* TASK GOAL: Report every line from the material that contains the word "насінництва".

Collected data entries
════════════════

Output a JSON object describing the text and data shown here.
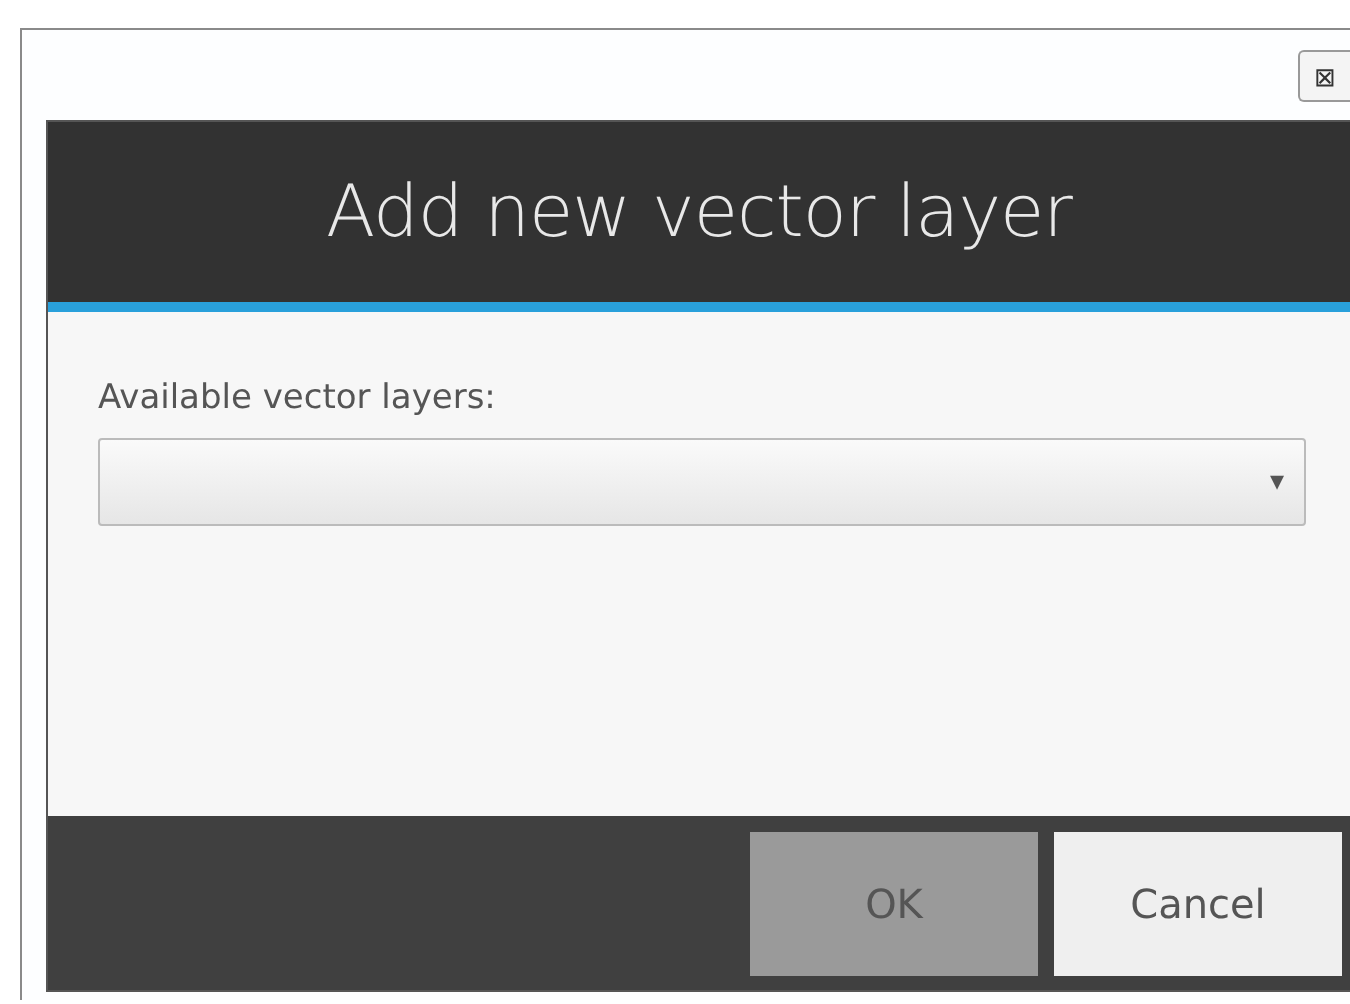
{
  "window": {
    "close_symbol": "⊠"
  },
  "dialog": {
    "title": "Add new vector layer",
    "field_label": "Available vector layers:",
    "dropdown": {
      "caret": "▾"
    },
    "buttons": [
      {
        "label": "OK",
        "kind": "primary",
        "disabled": true
      },
      {
        "label": "Cancel",
        "kind": "secondary",
        "disabled": false
      }
    ]
  }
}
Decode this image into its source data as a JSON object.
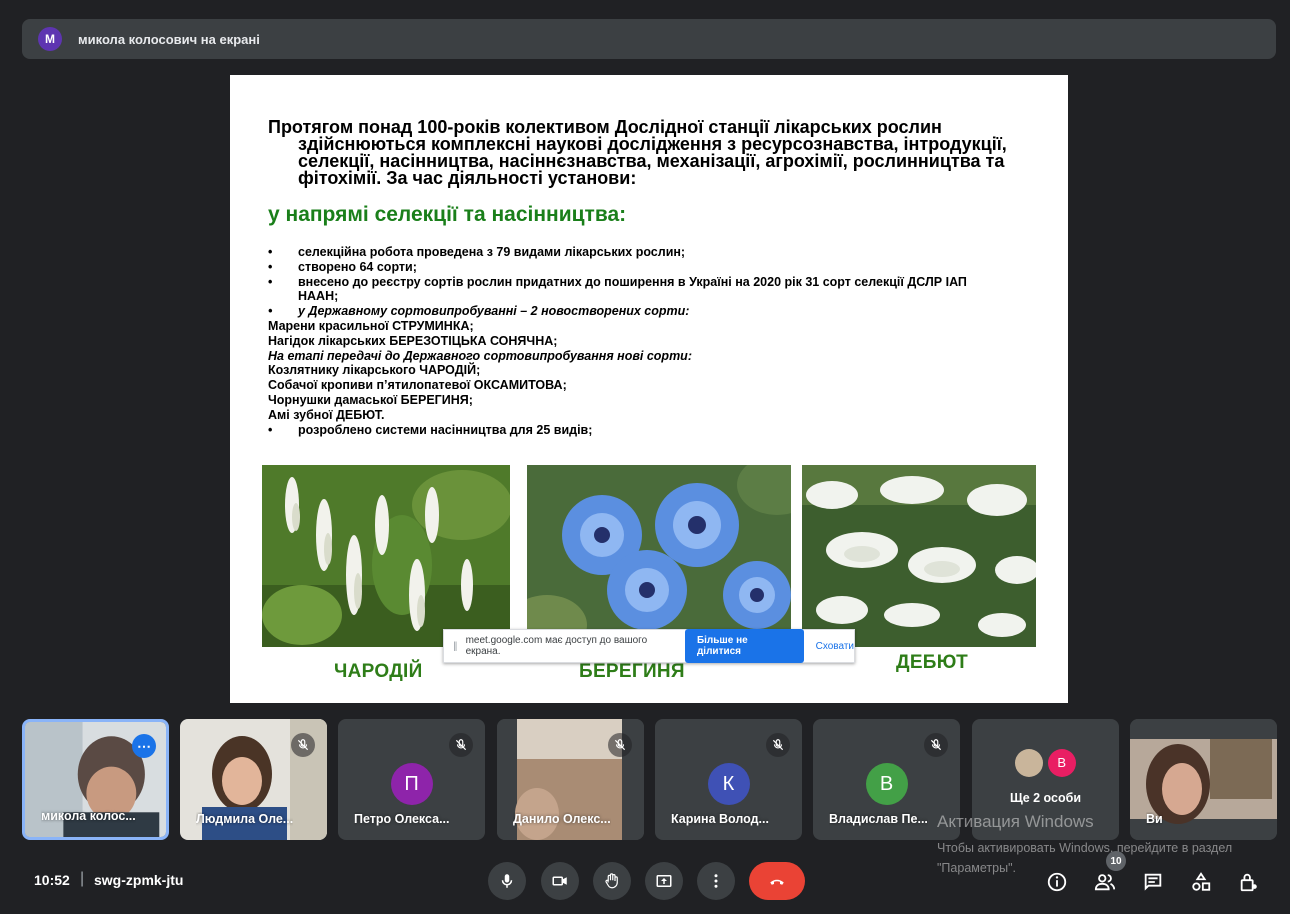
{
  "banner": {
    "avatar_letter": "М",
    "text": "микола колосович на екрані"
  },
  "slide": {
    "intro_line1": "Протягом понад 100-років колективом Дослідної станції лікарських рослин",
    "intro_rest": "здійснюються комплексні наукові дослідження з ресурсознавства, інтродукції, селекції, насінництва, насіннєзнавства, механізації, агрохімії, рослинництва та фітохімії. За час діяльності установи:",
    "heading": "у напрямі селекції та насінництва:",
    "lines": [
      "селекційна робота проведена з 79 видами лікарських рослин;",
      "створено 64 сорти;",
      "внесено до реєстру сортів рослин придатних до поширення в Україні на 2020 рік 31 сорт селекції ДСЛР ІАП НААН;",
      "у Державному сортовипробуванні – 2 новостворених сорти:",
      "Марени красильної СТРУМИНКА;",
      "Нагідок лікарських БЕРЕЗОТІЦЬКА СОНЯЧНА;",
      "На етапі передачі до Державного сортовипробування нові сорти:",
      "Козлятнику лікарського ЧАРОДІЙ;",
      "Собачої кропиви п’ятилопатевої ОКСАМИТОВА;",
      "Чорнушки дамаської БЕРЕГИНЯ;",
      "Амі зубної ДЕБЮТ.",
      "розроблено системи насінництва для 25 видів;"
    ],
    "captions": [
      "ЧАРОДІЙ",
      "БЕРЕГИНЯ",
      "ДЕБЮТ"
    ]
  },
  "sharebar": {
    "message": "meet.google.com має доступ до вашого екрана.",
    "stop_label": "Більше не ділитися",
    "hide_label": "Сховати"
  },
  "participants": [
    {
      "name": "микола колос...",
      "type": "video",
      "active": true
    },
    {
      "name": "Людмила Оле...",
      "type": "video",
      "muted": true
    },
    {
      "name": "Петро Олекса...",
      "type": "avatar",
      "letter": "П",
      "color": "#8e24aa",
      "muted": true
    },
    {
      "name": "Данило Олекс...",
      "type": "video",
      "muted": true
    },
    {
      "name": "Карина Волод...",
      "type": "avatar",
      "letter": "К",
      "color": "#3f51b5",
      "muted": true
    },
    {
      "name": "Владислав Пе...",
      "type": "avatar",
      "letter": "В",
      "color": "#43a047",
      "muted": true
    },
    {
      "name": "Ще 2 особи",
      "type": "others",
      "letter": "В",
      "color": "#e91e63"
    },
    {
      "name": "Ви",
      "type": "video"
    }
  ],
  "bottom": {
    "time": "10:52",
    "separator": "|",
    "meeting_code": "swg-zpmk-jtu",
    "participant_count": "10"
  },
  "watermark": {
    "title": "Активация Windows",
    "text": "Чтобы активировать Windows, перейдите в раздел \"Параметры\"."
  },
  "colors": {
    "background": "#202124",
    "tile": "#3c4043",
    "accent": "#1a73e8",
    "end_call": "#ea4335",
    "slide_heading": "#1a7f1a"
  }
}
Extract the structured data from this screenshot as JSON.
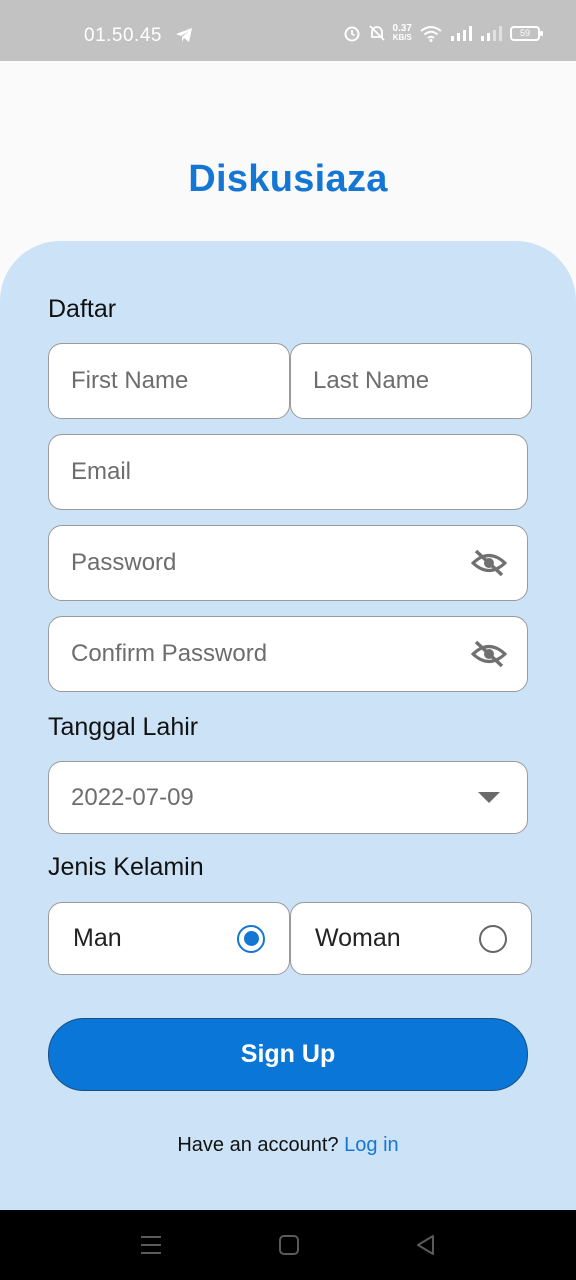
{
  "status_bar": {
    "time": "01.50.45",
    "net_speed": "0.37",
    "net_unit": "KB/S",
    "battery": "59"
  },
  "app": {
    "title": "Diskusiaza",
    "brand_color": "#1577d4"
  },
  "form": {
    "heading": "Daftar",
    "first_name_placeholder": "First Name",
    "last_name_placeholder": "Last Name",
    "email_placeholder": "Email",
    "password_placeholder": "Password",
    "confirm_password_placeholder": "Confirm Password",
    "birth_label": "Tanggal Lahir",
    "birth_value": "2022-07-09",
    "gender_label": "Jenis Kelamin",
    "gender_options": [
      {
        "label": "Man",
        "selected": true
      },
      {
        "label": "Woman",
        "selected": false
      }
    ],
    "submit_label": "Sign Up"
  },
  "footer": {
    "prompt": "Have an account?",
    "login_label": "Log in"
  },
  "icons": {
    "password_toggle": "eye-off-icon",
    "dropdown": "chevron-down-icon"
  }
}
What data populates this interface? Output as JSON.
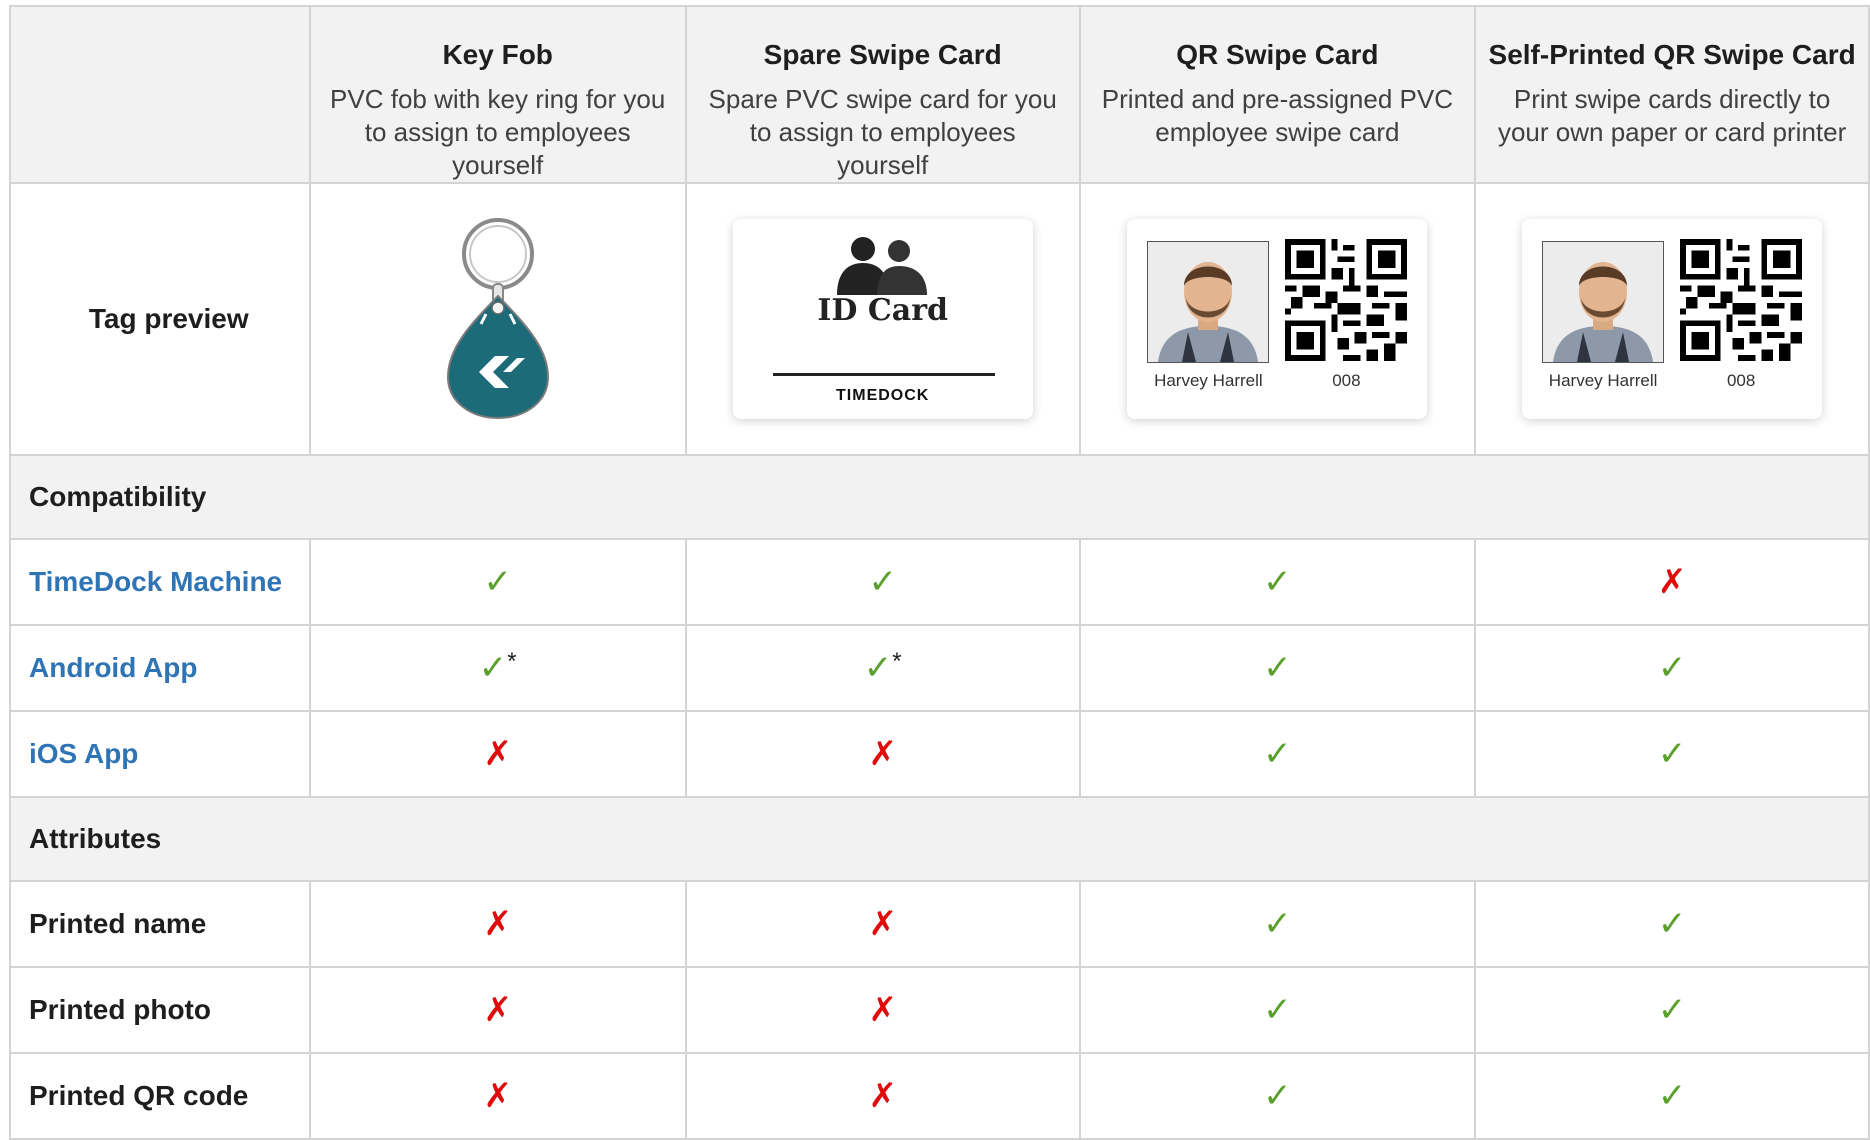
{
  "columns": [
    {
      "title": "Key Fob",
      "desc": "PVC fob with key ring for you to assign to employees yourself"
    },
    {
      "title": "Spare Swipe Card",
      "desc": "Spare PVC swipe card for you to assign to employees yourself"
    },
    {
      "title": "QR Swipe Card",
      "desc": "Printed and pre-assigned PVC employee swipe card"
    },
    {
      "title": "Self-Printed QR Swipe Card",
      "desc": "Print swipe cards directly to your own paper or card printer"
    }
  ],
  "preview": {
    "label": "Tag preview",
    "id_card_title": "ID Card",
    "id_card_brand": "TIMEDOCK",
    "card_name": "Harvey Harrell",
    "card_number": "008"
  },
  "sections": {
    "compatibility": "Compatibility",
    "attributes": "Attributes"
  },
  "symbols": {
    "yes": "✓",
    "no": "✗",
    "note": "*"
  },
  "compatibility_rows": [
    {
      "label": "TimeDock Machine",
      "values": [
        "yes",
        "yes",
        "yes",
        "no"
      ],
      "notes": [
        false,
        false,
        false,
        false
      ]
    },
    {
      "label": "Android App",
      "values": [
        "yes",
        "yes",
        "yes",
        "yes"
      ],
      "notes": [
        true,
        true,
        false,
        false
      ]
    },
    {
      "label": "iOS App",
      "values": [
        "no",
        "no",
        "yes",
        "yes"
      ],
      "notes": [
        false,
        false,
        false,
        false
      ]
    }
  ],
  "attribute_rows": [
    {
      "label": "Printed name",
      "values": [
        "no",
        "no",
        "yes",
        "yes"
      ]
    },
    {
      "label": "Printed photo",
      "values": [
        "no",
        "no",
        "yes",
        "yes"
      ]
    },
    {
      "label": "Printed QR code",
      "values": [
        "no",
        "no",
        "yes",
        "yes"
      ]
    }
  ],
  "colors": {
    "link": "#2f74b5",
    "yes": "#5aa02c",
    "no": "#e00b0b",
    "fob": "#1d6b78"
  }
}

════════════════

* RESPONSE TO THE TASK:
    "intro_rest": "здійснюються комплексні наукові дослідження з ресурсознавства, інтродукції, селекції, насінництва, насіннєзнавства, механізації, агрохімії, рослинництва та фітохімії. За час діяльності установи:",
    "heading": "у напрямі селекції та насінництва:",
      "розроблено системи насінництва для 25 видів;"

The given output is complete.